• [EXTRAIT DU TEXTE]
PS et PTB siègent côte à côte sur les bancs de l’opposition, en devant apprendre à cohabiter. Frères ennemis hier, ils sont devenus alliés de circonstance, face à la coalition Arizona.
Sous la Vivaldi, l’un était le grand méchant loup, coupable de faire usage d’arguments démagogiques, de causer du tort à la gauche. L’autre incarnait ce parti de gouvernement, auquel il était reproché d’avoir laissé tomber les travailleurs et de s’être perdu dans quelques compromissions. A la gauche et à la gauche de la gauche, PS et PTB étaient désignés, il n’y a pas si longtemps, comme des ennemis. Les voilà siégeant côte à côte sur les bancs de l’opposition. C’est le cas depuis la constitution de la coalition Azur en juillet, aux parlements de Wallonie et de la Communauté française. La chose est officialisée au fédéral aussi, depuis l’avènement de l’Arizona.
N-VA, Vooruit et CD&V côté néerlandophone, MR et Les Engagés côté francophone. Cette coalition miroir (correspondant aux majorités des grandes entités fédérées) a fait apparaître une drôle d’opposition. La famille libérale est divisée, le gouvernement est attaqué sur sa droite par un Open VLD en reconstruction. La famille socialiste l’est également, l’exécutif étant alors pilonné sur sa gauche par le PS, mais aussi le PTB, sans oublier les écologistes.
Ce sont bien les circonstances électorales qui ont conduit PS et PTB à siéger ensemble dans l’opposition. Petit rappel des faits. En juin 2024, aux élections fédérales, les socialistes s’érodaient en Région bruxelloise avec 18,6% des voix (-1,4%) et perdaient une nouvelle fois des plumes en Wallonie avec 22% des voix (-4,1%). Le PTB enregistrait lui aussi un recul en Wallonie avec 11,6% (-2,2%), mais progressait à Bruxelles en grimpant à 16,8% (+4,5%). «Bon, à Bruxelles, ils ont bénéficié d’un effet Gaza, ils ne pourront pas refaire le coup à chaque fois», glisse-t-on dans les rangs socialistes. Toujours est-il que le PTB est sans surprise resté dans l’opposition dans les Régions et au fédéral, tandis que le PS y a été envoyé par les électeurs (sauf à Bruxelles, a priori).

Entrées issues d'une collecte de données

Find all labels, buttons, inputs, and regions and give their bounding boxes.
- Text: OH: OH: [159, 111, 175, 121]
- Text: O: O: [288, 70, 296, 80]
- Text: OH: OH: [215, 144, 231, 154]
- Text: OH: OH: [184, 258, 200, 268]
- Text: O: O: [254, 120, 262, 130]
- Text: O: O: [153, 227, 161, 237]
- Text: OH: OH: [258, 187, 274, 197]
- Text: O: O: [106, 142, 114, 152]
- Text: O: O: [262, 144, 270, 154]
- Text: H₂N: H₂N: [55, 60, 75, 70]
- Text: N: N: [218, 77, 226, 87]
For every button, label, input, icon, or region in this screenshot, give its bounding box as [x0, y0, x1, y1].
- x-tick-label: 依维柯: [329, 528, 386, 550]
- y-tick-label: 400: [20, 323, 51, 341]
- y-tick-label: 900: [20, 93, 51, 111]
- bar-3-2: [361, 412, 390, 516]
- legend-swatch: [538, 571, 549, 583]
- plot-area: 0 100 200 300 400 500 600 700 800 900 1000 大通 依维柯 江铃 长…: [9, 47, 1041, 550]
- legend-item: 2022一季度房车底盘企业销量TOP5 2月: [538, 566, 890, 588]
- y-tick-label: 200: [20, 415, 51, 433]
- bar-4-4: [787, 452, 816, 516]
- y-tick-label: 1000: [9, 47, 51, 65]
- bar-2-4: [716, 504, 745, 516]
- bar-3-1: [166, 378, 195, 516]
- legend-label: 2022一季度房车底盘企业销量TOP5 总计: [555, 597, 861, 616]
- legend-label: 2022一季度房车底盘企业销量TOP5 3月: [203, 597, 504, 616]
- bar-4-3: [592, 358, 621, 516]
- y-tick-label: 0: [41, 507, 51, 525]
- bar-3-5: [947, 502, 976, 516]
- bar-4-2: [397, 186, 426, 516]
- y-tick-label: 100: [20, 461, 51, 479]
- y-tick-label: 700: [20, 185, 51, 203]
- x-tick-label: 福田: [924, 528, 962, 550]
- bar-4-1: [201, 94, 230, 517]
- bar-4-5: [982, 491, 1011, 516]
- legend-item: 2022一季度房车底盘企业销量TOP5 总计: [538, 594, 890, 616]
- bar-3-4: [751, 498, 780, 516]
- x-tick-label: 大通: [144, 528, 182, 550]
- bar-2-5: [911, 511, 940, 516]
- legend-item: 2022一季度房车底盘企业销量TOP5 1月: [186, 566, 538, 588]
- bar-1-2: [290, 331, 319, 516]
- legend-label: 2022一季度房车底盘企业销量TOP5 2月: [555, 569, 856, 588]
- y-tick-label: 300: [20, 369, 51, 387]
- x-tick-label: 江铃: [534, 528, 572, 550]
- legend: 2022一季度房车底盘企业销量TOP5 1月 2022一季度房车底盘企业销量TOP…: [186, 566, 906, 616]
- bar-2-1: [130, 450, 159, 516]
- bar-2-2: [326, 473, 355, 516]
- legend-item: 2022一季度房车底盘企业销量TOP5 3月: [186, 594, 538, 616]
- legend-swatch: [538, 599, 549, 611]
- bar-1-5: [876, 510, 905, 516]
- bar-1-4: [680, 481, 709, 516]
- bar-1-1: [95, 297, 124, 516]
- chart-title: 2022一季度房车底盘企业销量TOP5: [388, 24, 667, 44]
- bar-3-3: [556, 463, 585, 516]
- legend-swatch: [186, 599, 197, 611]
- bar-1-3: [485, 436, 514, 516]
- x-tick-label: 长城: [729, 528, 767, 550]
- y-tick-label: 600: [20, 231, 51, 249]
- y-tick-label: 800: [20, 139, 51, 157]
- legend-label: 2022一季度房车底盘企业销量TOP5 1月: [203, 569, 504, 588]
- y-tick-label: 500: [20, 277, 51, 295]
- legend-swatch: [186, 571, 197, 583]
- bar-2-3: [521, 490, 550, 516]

• [CONSIGNE] Poursuivez l'article sur le PS et le PTB dans l'opposition après sa dernière phrase.

• [RÉPONSE]
«Qu’on ne s’y trompe pas: l’ennemi, c’est la N-VA, le MR et l’ensemble de ce gouvernement de droite.»
Pour le PS et le PTB, 2024 a tout changé
«Clairement, une nouvelle séquence s’est ouverte en juin, puis en octobre aux communales», reconnaît le président du PTB, Raoul Hedebouw. Les coalitions Azur et Arizona ont vu le jour, subdivisant l’espace politique francophone en deux grands ensembles: gauche vs. droite, grosso modo. Puis des coalitions de gauche, incluant le PTB, ont vu le jour dans la foulée des élections communales. Elles demeurent exceptionnelles et liées à des configurations politiques singulières, mais ont certainement contribué à adoucir les relations entre les deux partis.
Au passage, leurs présidents respectifs, Paul Magnette et Raoul Hedebouw, se sont vus à l’une ou l’autre reprises ces derniers mois. Tous deux députés, ils se croisent aussi de façon informelle à la Chambre. Leurs relations sont devenues, disons, pas trop mauvaises. A l’instar de la cordialité qui règne dorénavant entre les deux groupes parlementaires, d’ailleurs.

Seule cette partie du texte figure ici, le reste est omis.